# GIVEN TASK
Pull every line holding the string "Chrome" from the records below.

=== ENTRIES PROVIDED ===

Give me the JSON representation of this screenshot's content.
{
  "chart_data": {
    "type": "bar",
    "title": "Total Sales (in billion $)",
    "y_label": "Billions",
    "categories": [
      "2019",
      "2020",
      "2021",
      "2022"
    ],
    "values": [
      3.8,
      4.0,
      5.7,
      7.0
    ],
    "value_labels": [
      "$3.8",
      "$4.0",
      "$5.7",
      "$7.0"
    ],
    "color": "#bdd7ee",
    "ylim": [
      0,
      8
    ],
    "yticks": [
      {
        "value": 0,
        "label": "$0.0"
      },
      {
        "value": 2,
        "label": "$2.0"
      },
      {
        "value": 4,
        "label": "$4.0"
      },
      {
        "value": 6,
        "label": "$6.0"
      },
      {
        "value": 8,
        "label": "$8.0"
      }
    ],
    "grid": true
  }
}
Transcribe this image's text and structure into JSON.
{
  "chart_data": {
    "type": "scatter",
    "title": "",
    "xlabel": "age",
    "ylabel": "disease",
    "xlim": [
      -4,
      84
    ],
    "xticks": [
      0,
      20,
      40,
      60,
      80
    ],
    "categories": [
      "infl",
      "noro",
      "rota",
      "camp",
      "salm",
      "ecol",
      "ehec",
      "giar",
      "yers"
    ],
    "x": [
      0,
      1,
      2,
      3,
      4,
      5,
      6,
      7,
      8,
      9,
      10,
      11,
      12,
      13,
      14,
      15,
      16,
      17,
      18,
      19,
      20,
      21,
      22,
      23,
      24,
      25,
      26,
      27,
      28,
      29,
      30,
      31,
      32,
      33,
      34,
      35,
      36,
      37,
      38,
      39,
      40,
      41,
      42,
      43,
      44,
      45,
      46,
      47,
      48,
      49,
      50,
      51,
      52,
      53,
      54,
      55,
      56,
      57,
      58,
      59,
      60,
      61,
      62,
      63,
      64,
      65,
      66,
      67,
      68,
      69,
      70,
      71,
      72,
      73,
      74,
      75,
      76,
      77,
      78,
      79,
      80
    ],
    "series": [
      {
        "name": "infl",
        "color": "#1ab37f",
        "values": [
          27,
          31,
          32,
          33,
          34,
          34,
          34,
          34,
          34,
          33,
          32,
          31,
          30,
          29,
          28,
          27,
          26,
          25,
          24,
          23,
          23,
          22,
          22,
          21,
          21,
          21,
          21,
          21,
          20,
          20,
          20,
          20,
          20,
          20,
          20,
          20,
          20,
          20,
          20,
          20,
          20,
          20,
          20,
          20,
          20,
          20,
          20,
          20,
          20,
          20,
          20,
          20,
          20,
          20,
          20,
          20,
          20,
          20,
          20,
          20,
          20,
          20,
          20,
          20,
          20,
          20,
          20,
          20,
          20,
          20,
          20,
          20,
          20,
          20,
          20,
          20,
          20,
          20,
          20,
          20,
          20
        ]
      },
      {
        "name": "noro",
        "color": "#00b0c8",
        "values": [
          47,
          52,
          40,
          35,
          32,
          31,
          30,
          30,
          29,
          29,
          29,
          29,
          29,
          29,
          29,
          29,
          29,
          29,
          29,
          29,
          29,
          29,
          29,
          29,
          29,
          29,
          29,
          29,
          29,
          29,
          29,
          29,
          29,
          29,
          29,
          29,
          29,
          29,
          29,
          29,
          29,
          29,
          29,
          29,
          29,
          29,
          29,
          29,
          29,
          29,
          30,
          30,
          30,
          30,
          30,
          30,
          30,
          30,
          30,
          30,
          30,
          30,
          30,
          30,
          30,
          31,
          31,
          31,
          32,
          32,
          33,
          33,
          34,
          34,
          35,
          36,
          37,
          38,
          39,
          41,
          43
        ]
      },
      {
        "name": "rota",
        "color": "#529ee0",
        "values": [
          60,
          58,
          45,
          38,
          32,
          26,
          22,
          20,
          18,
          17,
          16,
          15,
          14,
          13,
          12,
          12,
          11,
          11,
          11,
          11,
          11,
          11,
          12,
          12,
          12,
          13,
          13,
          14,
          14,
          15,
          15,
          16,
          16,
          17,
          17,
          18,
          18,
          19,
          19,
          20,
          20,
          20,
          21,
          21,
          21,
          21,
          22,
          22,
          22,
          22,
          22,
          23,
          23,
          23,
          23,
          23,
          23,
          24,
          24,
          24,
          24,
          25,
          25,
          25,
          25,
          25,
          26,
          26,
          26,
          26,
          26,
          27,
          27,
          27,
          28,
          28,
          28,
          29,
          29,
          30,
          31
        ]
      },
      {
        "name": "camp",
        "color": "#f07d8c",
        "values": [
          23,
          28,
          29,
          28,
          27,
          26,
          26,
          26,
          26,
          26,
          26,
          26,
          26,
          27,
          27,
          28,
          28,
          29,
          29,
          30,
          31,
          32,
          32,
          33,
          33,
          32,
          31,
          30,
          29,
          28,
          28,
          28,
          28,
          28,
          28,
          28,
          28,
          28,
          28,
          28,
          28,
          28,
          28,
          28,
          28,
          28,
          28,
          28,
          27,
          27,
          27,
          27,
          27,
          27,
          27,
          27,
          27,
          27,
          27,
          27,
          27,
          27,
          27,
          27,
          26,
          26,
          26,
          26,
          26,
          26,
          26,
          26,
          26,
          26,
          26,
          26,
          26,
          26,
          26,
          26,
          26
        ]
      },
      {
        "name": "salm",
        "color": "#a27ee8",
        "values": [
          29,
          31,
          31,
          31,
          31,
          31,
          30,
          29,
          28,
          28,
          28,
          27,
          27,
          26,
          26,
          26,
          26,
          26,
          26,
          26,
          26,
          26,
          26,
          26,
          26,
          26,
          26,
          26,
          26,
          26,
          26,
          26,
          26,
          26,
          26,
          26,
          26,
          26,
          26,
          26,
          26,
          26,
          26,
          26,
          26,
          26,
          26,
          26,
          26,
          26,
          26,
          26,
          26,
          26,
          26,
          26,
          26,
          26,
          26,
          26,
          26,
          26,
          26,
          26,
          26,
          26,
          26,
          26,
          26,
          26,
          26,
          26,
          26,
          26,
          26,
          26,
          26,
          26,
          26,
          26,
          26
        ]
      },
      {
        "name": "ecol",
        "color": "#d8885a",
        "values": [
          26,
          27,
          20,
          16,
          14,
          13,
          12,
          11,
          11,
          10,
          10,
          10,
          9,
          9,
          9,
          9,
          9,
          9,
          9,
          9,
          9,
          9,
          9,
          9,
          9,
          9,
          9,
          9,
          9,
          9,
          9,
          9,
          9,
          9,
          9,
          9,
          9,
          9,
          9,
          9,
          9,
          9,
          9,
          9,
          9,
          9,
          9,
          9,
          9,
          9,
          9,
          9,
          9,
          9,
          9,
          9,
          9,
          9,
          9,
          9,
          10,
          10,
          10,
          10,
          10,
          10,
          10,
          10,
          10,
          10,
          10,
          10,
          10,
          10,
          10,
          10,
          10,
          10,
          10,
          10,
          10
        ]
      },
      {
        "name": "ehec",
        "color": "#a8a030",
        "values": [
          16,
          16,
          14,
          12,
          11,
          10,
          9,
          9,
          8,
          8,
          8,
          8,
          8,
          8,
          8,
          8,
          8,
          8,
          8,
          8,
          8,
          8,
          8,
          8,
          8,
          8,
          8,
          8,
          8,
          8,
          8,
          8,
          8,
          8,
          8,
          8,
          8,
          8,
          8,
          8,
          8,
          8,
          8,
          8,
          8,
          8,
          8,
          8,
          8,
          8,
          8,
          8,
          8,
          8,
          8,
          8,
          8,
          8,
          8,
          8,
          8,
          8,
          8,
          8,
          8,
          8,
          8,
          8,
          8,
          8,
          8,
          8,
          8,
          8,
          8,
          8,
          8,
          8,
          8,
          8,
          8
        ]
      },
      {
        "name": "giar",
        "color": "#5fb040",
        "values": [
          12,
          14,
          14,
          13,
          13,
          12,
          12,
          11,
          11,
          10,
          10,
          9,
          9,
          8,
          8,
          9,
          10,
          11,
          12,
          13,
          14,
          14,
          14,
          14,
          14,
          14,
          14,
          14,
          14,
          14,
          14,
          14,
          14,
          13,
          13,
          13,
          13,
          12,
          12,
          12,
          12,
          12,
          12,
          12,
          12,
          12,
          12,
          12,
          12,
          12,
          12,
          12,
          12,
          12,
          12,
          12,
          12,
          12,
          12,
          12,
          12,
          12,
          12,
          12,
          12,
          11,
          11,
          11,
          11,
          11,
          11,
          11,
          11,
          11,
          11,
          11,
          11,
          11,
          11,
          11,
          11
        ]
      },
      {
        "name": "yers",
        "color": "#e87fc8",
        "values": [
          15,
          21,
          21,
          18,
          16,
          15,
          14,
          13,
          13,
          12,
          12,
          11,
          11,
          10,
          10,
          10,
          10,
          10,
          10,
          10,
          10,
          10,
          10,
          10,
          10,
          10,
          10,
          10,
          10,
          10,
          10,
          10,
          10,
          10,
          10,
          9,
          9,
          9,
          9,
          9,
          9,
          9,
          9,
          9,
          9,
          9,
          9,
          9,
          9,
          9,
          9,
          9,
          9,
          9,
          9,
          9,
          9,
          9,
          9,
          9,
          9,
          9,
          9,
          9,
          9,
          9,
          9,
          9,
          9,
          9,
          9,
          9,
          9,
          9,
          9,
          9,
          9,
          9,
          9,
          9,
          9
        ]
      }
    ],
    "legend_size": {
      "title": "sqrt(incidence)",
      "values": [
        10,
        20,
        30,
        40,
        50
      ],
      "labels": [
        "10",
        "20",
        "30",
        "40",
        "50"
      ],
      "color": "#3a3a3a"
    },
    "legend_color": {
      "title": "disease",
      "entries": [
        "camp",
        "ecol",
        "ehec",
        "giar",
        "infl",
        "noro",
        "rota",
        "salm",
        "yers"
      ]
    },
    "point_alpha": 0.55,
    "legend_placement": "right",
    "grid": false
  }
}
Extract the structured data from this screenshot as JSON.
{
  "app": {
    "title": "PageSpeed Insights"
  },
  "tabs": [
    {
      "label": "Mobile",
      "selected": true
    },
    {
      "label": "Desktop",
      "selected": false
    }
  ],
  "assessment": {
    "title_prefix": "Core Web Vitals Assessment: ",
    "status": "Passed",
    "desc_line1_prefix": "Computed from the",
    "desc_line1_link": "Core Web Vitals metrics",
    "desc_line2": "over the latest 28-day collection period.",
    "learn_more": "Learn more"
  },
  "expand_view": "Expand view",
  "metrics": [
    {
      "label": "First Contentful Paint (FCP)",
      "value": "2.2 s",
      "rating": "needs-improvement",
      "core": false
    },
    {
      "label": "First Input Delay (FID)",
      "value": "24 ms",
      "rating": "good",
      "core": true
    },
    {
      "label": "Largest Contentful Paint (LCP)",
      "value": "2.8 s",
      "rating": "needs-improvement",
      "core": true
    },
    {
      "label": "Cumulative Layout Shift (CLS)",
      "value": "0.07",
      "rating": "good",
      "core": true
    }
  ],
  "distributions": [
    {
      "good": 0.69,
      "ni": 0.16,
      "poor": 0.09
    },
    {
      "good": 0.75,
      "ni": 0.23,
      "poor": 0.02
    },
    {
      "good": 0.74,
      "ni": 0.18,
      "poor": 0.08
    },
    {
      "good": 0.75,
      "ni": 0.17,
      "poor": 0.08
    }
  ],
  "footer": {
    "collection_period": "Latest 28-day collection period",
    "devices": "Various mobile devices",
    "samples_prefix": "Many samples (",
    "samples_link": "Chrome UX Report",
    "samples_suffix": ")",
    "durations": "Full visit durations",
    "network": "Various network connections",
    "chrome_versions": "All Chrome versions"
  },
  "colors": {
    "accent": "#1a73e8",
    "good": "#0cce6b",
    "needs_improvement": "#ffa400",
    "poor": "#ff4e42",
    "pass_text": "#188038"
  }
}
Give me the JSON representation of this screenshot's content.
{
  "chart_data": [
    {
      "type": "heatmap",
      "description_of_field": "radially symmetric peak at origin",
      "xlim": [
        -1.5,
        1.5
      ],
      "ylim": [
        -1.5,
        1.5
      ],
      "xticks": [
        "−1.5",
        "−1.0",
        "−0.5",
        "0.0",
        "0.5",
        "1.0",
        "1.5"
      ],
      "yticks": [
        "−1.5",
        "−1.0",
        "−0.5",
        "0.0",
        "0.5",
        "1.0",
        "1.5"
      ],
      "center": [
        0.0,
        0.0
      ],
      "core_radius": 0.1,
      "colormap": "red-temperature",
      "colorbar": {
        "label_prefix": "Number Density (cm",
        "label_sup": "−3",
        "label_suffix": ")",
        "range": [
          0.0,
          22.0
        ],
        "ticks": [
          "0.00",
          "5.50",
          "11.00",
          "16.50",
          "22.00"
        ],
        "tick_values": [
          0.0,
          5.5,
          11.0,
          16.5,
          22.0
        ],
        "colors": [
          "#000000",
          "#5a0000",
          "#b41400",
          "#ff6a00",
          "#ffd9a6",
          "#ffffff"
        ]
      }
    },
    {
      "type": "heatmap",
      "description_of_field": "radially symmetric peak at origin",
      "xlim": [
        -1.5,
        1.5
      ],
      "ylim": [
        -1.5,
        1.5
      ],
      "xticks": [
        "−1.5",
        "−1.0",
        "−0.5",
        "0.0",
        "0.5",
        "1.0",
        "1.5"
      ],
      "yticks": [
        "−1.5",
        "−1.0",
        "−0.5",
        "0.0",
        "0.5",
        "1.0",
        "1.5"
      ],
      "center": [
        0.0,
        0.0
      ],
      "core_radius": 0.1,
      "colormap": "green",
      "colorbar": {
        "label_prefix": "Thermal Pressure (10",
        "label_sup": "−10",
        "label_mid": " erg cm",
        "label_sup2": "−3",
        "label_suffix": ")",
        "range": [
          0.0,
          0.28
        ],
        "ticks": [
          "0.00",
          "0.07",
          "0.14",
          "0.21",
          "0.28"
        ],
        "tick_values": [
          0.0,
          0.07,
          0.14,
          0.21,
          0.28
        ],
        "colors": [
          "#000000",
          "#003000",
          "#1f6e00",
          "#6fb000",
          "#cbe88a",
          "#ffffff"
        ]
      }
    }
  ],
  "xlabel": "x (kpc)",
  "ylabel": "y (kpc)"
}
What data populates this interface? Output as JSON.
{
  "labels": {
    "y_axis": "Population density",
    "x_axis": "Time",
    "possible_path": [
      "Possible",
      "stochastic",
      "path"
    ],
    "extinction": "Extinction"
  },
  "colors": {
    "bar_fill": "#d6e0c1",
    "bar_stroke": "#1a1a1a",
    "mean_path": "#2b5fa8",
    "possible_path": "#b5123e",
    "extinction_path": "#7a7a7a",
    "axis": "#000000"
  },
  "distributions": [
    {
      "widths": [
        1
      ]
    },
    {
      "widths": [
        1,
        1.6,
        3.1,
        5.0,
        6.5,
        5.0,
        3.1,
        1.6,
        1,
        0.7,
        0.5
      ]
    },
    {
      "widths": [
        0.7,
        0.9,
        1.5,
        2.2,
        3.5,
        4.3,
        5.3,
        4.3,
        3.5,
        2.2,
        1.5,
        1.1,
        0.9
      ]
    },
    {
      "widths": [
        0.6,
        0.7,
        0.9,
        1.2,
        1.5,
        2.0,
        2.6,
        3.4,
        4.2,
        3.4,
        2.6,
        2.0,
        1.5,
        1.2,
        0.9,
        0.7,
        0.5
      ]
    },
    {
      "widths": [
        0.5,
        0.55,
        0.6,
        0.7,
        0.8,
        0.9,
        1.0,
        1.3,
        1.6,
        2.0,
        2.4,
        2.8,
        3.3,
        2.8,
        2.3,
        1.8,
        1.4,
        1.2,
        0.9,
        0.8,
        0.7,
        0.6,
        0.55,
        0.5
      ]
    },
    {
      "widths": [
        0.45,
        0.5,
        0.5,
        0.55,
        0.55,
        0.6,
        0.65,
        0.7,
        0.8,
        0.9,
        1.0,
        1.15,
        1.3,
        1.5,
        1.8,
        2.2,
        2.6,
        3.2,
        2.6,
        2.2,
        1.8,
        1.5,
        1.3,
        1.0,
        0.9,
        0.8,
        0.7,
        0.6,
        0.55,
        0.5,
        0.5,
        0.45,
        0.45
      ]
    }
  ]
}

===

# RESPONSE FOR THIS EXERCISE
    "samples_link": "Chrome UX Report",
    "chrome_versions": "All Chrome versions"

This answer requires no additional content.